STATED TASK:
Count the lines below that contain the string "efun", treating uppercase and lowercase as different, and give only the number.

MATERIAL SUPPLIED:
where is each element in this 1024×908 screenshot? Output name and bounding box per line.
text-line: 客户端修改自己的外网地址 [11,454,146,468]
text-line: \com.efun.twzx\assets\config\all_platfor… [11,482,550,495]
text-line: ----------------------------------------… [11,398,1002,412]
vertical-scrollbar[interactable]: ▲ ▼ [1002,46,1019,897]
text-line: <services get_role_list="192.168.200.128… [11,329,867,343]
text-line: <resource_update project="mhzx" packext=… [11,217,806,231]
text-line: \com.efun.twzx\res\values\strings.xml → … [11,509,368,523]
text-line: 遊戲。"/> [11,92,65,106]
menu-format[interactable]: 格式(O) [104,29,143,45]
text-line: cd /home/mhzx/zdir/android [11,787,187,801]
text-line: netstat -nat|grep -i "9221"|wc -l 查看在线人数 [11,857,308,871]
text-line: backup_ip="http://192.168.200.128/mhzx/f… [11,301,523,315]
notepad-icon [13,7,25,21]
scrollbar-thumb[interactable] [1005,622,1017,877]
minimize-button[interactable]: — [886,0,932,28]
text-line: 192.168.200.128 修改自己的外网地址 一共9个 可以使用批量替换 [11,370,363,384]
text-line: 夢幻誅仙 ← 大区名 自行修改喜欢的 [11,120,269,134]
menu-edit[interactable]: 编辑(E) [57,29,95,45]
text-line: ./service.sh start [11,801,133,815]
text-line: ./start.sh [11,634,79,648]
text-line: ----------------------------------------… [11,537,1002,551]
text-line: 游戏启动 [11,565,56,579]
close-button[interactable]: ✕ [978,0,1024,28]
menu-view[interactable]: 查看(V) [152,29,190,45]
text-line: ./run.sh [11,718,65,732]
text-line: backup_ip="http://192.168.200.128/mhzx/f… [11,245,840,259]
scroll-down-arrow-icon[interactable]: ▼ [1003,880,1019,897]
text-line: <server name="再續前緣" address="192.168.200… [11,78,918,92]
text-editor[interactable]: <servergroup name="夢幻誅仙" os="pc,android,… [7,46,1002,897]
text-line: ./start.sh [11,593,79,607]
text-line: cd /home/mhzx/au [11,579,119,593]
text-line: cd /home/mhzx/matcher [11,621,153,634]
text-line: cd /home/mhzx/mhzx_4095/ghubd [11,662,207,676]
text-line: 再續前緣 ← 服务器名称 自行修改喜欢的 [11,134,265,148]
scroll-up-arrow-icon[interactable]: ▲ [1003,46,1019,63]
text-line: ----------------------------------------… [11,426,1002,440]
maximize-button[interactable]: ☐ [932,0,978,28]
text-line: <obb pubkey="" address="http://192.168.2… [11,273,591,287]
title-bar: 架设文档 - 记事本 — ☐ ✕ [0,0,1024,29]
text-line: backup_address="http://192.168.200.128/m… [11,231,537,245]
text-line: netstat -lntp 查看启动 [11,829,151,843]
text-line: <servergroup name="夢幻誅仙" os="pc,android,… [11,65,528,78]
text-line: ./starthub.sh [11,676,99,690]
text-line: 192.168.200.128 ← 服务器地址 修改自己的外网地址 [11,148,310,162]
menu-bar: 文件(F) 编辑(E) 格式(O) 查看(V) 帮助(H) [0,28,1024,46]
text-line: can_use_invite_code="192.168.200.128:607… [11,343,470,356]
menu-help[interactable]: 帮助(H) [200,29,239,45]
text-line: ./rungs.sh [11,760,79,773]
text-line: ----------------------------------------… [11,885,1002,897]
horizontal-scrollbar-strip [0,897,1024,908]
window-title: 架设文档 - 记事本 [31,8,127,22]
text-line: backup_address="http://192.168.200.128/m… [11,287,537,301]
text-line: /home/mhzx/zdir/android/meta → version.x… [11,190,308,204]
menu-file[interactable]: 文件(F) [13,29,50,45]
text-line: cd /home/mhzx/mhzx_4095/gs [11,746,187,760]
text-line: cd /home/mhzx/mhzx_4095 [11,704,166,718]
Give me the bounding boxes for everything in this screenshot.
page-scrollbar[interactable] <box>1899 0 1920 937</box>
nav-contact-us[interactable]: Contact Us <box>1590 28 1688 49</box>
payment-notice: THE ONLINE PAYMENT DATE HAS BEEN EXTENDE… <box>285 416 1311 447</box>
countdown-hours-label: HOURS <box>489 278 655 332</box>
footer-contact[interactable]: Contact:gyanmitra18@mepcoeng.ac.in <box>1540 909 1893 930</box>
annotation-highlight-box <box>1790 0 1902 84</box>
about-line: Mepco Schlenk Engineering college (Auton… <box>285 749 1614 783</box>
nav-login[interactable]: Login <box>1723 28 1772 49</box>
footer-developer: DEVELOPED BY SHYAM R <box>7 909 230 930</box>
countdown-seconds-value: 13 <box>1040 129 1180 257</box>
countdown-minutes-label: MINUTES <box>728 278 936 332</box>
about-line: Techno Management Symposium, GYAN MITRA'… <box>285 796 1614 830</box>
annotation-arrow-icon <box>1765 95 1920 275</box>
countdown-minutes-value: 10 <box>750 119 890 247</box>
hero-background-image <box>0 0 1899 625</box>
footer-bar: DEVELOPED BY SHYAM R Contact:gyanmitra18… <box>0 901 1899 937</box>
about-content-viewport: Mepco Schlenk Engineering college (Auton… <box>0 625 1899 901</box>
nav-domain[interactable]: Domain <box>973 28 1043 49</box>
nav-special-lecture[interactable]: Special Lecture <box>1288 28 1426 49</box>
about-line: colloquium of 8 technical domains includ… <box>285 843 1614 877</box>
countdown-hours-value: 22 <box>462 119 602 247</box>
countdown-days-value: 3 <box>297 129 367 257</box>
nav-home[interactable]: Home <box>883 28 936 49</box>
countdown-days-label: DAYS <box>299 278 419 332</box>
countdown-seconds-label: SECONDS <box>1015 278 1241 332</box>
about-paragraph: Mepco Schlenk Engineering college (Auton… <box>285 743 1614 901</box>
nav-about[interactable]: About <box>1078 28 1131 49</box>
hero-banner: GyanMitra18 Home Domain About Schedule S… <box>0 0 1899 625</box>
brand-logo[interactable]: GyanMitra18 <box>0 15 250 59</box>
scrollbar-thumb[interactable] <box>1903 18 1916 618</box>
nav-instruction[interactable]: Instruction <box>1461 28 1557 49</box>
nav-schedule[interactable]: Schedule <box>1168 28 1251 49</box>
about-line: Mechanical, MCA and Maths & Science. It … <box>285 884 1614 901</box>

RESULT FOR THIS TASK:
2